* EXERCISE DIRECTIONS *
Every entry must be duplicated precisely as written.

* RECORDS TO PROCESS *
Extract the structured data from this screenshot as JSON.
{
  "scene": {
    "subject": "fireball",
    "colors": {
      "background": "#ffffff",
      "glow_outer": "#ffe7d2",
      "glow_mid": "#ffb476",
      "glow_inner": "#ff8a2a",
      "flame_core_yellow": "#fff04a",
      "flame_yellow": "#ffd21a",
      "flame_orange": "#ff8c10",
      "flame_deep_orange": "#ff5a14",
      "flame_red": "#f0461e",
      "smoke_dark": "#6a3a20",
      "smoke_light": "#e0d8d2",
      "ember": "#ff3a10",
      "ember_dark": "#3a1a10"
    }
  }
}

* CORRECT ANSWER *
Extract the structured data from this screenshot as JSON.
{
  "scene": {
    "subject": "fireball",
    "colors": {
      "background": "#ffffff",
      "glow_outer": "#ffe7d2",
      "glow_mid": "#ffb476",
      "glow_inner": "#ff8a2a",
      "flame_core_yellow": "#fff04a",
      "flame_yellow": "#ffd21a",
      "flame_orange": "#ff8c10",
      "flame_deep_orange": "#ff5a14",
      "flame_red": "#f0461e",
      "smoke_dark": "#6a3a20",
      "smoke_light": "#e0d8d2",
      "ember": "#ff3a10",
      "ember_dark": "#3a1a10"
    }
  }
}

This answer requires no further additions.